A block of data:
* * * * * * *

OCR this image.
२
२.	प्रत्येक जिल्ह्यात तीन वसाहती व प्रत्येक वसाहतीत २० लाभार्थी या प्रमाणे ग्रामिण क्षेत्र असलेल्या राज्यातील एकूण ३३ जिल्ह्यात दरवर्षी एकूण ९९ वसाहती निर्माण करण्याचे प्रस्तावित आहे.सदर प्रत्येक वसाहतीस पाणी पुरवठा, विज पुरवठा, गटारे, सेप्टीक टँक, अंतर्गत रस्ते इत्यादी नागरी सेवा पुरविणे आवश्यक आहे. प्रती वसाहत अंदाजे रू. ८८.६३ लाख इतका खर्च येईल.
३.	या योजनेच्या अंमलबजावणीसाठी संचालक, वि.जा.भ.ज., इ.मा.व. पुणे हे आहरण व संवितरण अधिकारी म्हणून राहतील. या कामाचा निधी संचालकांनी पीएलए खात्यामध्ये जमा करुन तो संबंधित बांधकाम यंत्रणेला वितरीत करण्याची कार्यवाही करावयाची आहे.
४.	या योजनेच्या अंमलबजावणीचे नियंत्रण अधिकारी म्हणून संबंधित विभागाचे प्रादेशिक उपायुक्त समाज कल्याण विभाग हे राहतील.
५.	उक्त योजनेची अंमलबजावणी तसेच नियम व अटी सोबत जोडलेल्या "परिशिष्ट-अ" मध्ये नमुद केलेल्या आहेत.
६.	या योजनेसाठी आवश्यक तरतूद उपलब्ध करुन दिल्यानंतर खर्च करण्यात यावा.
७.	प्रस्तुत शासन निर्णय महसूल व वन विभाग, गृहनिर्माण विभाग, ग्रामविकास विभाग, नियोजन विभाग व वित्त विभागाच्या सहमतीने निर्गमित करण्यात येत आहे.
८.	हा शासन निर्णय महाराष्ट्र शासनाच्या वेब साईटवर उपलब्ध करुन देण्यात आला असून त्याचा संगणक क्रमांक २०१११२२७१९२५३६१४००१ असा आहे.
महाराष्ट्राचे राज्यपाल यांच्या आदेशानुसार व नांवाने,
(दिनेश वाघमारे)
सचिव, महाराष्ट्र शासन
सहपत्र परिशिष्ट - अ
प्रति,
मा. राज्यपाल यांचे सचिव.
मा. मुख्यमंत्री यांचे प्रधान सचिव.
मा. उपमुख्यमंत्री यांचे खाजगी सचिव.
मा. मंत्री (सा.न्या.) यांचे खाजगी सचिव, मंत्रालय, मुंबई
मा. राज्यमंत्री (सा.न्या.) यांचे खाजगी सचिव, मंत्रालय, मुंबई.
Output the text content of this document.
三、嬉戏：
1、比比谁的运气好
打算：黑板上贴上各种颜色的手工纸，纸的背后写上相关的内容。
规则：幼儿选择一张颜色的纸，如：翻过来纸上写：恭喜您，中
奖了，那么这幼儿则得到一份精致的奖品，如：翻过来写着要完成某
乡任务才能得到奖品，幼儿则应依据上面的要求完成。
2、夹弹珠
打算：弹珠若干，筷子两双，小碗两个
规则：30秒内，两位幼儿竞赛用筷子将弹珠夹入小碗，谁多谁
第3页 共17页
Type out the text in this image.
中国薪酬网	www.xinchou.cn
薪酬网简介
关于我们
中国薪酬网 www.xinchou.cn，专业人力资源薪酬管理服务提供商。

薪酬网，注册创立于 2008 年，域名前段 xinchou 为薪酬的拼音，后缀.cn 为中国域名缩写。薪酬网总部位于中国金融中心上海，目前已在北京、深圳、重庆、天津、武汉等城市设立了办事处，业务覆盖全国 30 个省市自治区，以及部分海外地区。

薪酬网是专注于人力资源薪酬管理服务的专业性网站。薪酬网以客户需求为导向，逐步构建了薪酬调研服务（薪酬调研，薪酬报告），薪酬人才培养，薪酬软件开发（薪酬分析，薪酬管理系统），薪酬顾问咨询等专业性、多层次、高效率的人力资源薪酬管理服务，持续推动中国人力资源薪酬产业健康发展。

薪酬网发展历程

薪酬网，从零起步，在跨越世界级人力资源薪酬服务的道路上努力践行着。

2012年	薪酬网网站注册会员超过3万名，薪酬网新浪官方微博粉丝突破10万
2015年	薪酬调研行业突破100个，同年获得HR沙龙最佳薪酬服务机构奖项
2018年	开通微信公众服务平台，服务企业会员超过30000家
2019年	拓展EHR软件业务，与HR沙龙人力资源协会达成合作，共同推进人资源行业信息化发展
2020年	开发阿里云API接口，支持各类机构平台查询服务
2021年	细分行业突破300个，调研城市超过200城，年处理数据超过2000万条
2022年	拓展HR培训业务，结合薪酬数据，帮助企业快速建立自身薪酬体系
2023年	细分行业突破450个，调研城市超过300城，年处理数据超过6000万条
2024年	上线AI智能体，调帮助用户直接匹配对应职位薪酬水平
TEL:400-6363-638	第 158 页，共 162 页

* * * * * * *

- **Stated exercise**: Each line in the data that holds the string "image" should be found and copied.

- **Exercise response**:
OCR this image.
Type out the text in this image.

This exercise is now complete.